[EXERCISE PROMPT]
Reply with nothing except the number of lines that contain the word "label".

[GIVEN DATA]
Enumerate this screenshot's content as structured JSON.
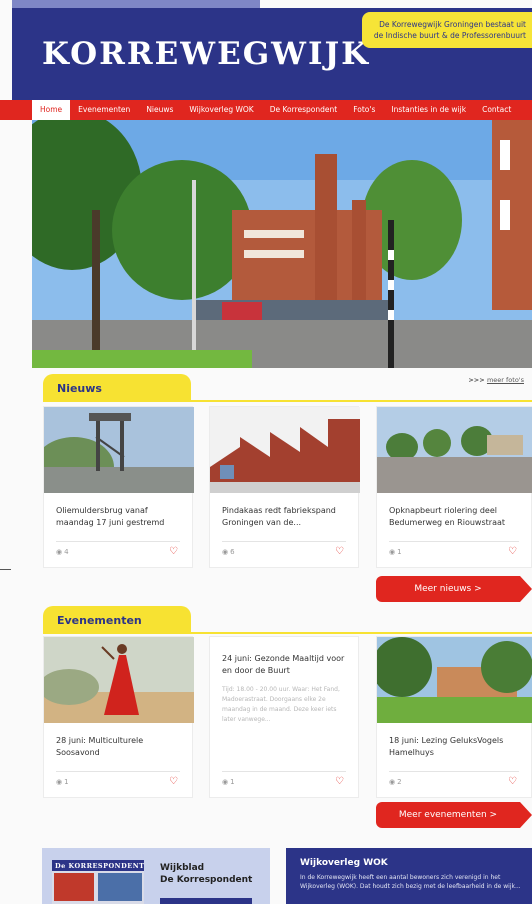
{
  "header": {
    "logo": "KORREWEGWIJK",
    "tagline": "De Korrewegwijk Groningen bestaat uit de Indische buurt & de Professorenbuurt"
  },
  "nav": {
    "items": [
      {
        "label": "Home",
        "active": true
      },
      {
        "label": "Evenementen"
      },
      {
        "label": "Nieuws"
      },
      {
        "label": "Wijkoverleg WOK"
      },
      {
        "label": "De Korrespondent"
      },
      {
        "label": "Foto's"
      },
      {
        "label": "Instanties in de wijk"
      },
      {
        "label": "Contact"
      }
    ]
  },
  "news": {
    "heading": "Nieuws",
    "more_photos_prefix": ">>> ",
    "more_photos_link": "meer foto's",
    "cards": [
      {
        "title": "Oliemuldersbrug vanaf maandag 17 juni gestremd",
        "views": "4"
      },
      {
        "title": "Pindakaas redt fabriekspand Groningen van de...",
        "views": "6"
      },
      {
        "title": "Opknapbeurt riolering deel Bedumerweg en Riouwstraat",
        "views": "1"
      }
    ],
    "more_button": "Meer nieuws >"
  },
  "events": {
    "heading": "Evenementen",
    "cards": [
      {
        "title": "28 juni: Multiculturele Soosavond",
        "views": "1"
      },
      {
        "title": "24 juni: Gezonde Maaltijd voor en door de Buurt",
        "body": "Tijd: 18.00 - 20.00 uur. Waar: Het Fand, Madoerastraat. Doorgaans elke 2e maandag in de maand. Deze keer iets later vanwege...",
        "views": "1"
      },
      {
        "title": "18 juni: Lezing GeluksVogels Hamelhuys",
        "views": "2"
      }
    ],
    "more_button": "Meer evenementen >"
  },
  "magazine": {
    "cover_title": "De KORRESPONDENT",
    "title_line1": "Wijkblad",
    "title_line2": "De Korrespondent"
  },
  "wok": {
    "title": "Wijkoverleg WOK",
    "desc": "In de Korrewegwijk heeft een aantal bewoners zich verenigd in het Wijkoverleg (WOK). Dat houdt zich bezig met de leefbaarheid in de wijk..."
  },
  "colors": {
    "brand_blue": "#2c3488",
    "accent_red": "#e0261f",
    "accent_yellow": "#f7e232"
  }
}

[RESULT FOR THIS TASK]
8